REQUIRED TASK
Return all lines with the word "mcap" in them.

GIVEN ENTRIES

■ ■ ■ ■ ■

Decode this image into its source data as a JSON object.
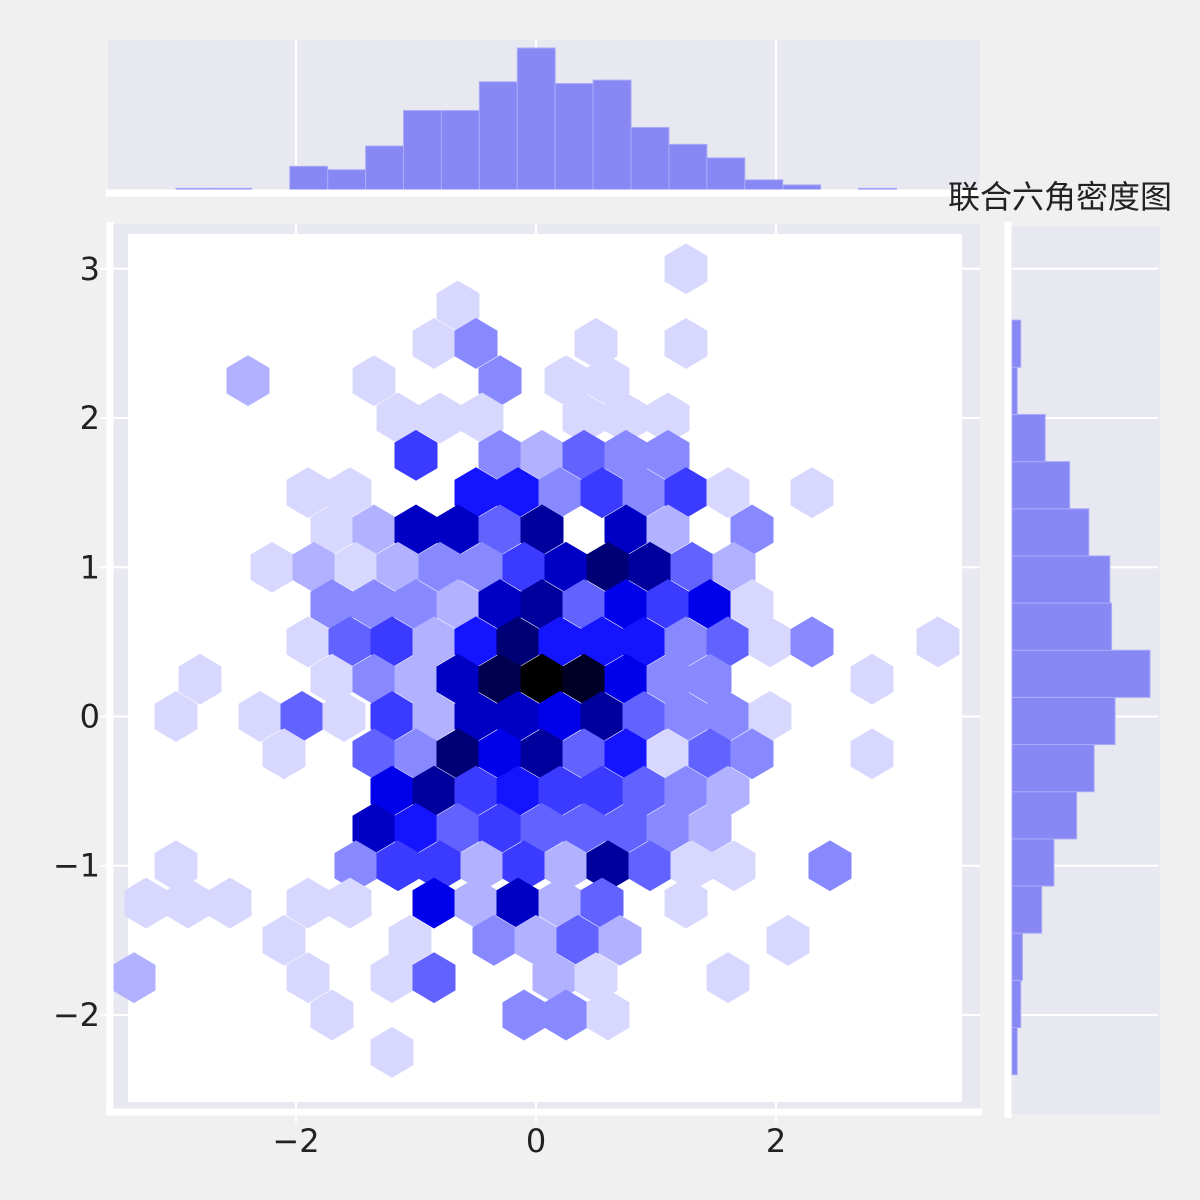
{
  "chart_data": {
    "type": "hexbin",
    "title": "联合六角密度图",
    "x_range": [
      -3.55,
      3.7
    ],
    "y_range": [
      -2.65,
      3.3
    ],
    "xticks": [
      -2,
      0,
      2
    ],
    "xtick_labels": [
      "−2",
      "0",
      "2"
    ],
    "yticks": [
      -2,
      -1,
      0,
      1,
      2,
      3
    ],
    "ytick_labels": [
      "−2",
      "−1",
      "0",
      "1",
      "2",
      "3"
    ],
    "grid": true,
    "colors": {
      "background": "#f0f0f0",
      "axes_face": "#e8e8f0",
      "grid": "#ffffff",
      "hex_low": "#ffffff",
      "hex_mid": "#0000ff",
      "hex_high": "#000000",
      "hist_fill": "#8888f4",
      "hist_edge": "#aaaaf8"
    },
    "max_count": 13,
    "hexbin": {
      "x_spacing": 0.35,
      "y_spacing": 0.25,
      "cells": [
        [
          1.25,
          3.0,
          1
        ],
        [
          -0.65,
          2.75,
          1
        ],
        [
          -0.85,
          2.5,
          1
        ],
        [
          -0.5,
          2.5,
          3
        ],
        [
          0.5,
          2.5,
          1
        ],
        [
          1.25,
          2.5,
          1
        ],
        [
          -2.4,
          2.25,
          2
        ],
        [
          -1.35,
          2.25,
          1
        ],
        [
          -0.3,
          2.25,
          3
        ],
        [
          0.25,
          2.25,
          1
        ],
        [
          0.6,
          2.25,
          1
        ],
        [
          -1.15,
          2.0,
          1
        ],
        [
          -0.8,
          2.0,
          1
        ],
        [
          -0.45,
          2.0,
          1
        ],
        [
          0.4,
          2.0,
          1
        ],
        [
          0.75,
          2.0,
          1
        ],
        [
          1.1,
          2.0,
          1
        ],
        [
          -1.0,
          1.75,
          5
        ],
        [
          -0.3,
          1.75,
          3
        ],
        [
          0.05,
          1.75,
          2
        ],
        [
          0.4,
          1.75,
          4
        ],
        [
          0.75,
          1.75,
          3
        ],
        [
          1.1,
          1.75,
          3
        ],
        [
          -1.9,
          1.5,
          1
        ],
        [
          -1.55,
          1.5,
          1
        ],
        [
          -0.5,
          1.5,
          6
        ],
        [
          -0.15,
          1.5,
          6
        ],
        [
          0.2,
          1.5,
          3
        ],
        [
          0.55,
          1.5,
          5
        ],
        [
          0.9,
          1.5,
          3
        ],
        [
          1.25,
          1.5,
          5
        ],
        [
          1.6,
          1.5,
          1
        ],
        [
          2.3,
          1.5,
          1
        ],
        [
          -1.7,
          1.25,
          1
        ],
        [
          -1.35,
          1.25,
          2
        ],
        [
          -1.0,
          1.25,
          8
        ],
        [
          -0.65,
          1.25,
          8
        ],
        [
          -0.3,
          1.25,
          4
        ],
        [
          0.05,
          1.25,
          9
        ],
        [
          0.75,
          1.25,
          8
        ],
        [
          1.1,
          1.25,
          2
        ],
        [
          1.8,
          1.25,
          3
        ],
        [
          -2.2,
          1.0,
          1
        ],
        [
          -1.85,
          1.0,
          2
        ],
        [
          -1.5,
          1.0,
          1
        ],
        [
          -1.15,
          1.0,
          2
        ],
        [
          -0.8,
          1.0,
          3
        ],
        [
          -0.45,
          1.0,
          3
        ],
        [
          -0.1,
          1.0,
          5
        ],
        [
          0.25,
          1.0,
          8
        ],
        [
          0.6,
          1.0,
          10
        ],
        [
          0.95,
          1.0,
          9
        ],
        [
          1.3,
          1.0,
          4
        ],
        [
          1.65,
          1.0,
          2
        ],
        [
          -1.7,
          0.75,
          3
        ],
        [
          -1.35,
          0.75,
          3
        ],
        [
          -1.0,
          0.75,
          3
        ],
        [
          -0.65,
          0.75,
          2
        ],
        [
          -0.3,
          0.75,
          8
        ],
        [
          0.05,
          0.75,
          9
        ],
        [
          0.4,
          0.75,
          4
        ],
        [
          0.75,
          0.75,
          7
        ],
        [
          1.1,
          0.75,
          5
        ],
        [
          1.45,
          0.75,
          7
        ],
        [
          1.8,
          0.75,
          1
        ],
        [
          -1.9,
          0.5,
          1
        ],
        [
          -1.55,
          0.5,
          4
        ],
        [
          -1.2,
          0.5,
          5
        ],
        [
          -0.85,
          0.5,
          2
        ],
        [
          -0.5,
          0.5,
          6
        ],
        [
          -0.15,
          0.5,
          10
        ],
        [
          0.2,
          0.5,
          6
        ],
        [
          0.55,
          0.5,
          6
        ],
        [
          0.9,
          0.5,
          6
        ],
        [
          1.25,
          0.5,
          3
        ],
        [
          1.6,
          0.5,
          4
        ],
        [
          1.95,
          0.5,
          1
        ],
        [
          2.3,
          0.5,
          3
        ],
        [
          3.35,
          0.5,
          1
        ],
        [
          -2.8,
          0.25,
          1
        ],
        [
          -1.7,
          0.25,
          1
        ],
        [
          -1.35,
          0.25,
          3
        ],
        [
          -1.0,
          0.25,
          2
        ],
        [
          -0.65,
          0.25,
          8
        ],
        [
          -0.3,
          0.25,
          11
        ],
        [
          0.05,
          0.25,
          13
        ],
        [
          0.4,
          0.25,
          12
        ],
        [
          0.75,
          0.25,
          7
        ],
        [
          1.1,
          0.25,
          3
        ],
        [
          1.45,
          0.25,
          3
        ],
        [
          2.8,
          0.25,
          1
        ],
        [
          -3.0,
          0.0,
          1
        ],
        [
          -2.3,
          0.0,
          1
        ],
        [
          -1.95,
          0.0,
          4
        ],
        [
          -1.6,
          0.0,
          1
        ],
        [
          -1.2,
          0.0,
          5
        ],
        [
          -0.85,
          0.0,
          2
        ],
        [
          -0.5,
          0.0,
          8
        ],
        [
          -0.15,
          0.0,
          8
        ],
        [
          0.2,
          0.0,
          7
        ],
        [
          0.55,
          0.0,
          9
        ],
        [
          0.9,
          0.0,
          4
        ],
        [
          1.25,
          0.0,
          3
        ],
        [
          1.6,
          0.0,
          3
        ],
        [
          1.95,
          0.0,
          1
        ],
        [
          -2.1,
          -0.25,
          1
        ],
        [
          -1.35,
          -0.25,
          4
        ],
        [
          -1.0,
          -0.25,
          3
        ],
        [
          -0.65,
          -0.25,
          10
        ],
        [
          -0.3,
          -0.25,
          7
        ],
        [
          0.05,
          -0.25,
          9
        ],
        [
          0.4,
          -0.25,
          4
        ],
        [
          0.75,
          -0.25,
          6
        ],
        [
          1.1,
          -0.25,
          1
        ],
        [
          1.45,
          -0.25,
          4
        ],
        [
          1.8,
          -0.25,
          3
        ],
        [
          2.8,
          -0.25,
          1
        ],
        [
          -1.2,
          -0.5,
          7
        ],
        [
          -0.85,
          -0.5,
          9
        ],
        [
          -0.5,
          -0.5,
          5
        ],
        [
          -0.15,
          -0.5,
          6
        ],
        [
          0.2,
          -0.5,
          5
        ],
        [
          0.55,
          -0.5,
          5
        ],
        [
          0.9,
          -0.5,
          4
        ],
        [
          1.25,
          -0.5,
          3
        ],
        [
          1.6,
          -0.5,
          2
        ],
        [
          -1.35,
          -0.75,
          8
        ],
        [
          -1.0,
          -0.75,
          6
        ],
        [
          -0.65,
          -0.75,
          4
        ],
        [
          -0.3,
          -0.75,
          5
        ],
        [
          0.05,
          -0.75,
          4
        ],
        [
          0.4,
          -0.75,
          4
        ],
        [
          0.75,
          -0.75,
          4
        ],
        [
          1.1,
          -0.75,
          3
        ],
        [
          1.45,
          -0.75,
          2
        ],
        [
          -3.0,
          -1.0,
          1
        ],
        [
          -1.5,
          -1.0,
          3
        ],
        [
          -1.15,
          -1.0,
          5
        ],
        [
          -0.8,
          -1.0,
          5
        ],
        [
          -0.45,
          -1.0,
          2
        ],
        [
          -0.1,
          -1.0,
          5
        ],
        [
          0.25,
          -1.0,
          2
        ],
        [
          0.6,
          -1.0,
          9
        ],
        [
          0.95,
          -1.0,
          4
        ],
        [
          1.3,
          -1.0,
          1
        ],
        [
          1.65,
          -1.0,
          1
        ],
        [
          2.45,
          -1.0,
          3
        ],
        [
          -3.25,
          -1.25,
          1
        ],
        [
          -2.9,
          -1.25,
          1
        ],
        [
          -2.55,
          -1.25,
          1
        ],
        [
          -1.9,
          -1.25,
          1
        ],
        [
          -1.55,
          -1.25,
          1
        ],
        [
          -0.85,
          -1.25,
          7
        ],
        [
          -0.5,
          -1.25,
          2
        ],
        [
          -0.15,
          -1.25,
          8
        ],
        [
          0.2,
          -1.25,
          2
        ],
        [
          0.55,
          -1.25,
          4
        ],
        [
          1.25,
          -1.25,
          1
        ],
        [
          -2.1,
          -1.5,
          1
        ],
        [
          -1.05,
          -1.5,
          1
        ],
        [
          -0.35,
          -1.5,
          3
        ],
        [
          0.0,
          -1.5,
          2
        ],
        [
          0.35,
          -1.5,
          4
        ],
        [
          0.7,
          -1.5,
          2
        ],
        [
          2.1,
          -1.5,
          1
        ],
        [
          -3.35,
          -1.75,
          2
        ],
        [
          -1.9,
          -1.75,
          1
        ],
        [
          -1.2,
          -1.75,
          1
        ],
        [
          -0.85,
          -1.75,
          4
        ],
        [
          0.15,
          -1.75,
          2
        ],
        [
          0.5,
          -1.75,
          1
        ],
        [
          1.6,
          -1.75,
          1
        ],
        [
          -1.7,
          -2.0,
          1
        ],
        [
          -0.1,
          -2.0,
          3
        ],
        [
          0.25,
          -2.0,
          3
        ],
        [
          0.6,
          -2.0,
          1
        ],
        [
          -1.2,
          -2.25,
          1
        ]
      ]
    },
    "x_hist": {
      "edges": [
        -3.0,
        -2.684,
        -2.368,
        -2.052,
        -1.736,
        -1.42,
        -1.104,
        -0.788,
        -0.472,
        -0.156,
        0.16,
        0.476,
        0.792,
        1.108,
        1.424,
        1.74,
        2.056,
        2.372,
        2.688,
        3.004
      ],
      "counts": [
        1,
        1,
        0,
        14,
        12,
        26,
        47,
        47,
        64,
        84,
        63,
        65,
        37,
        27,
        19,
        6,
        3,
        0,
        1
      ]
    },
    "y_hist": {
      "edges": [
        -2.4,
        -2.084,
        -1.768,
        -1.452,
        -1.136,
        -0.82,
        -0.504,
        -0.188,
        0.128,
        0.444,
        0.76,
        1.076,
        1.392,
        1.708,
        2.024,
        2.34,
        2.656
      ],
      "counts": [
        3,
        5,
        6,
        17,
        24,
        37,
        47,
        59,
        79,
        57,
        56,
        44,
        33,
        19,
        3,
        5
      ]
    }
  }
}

■ ■ ■ ■ ■

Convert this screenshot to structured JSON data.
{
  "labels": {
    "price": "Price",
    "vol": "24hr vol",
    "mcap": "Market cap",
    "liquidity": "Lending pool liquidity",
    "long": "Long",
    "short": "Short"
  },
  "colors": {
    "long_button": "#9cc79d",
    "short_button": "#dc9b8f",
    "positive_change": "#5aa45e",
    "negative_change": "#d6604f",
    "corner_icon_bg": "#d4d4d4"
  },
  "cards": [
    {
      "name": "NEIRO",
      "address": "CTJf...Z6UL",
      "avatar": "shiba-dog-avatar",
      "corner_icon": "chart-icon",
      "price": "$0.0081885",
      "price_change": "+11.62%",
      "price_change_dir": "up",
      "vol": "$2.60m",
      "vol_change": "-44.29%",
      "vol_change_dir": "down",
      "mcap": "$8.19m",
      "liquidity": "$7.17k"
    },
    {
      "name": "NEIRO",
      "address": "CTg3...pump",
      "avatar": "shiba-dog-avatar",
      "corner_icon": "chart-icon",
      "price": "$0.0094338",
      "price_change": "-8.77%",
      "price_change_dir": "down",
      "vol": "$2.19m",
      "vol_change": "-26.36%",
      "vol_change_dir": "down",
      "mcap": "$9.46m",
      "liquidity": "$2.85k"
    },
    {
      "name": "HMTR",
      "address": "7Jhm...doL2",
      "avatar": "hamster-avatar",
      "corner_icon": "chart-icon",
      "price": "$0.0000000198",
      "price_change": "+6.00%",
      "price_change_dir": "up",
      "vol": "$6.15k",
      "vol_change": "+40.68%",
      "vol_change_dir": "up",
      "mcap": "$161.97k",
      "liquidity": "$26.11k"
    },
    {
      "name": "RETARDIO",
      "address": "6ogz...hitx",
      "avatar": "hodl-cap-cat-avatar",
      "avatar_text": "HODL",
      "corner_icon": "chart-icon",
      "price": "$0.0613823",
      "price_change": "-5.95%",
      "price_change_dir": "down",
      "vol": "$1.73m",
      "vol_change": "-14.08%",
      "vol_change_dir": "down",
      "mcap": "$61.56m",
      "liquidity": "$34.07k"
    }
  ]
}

■ ■ ■ ■ ■

CORRECT OUTPUT
    "mcap": "Market cap",
      "mcap": "$8.19m",
      "mcap": "$9.46m",
      "mcap": "$161.97k",
      "mcap": "$61.56m",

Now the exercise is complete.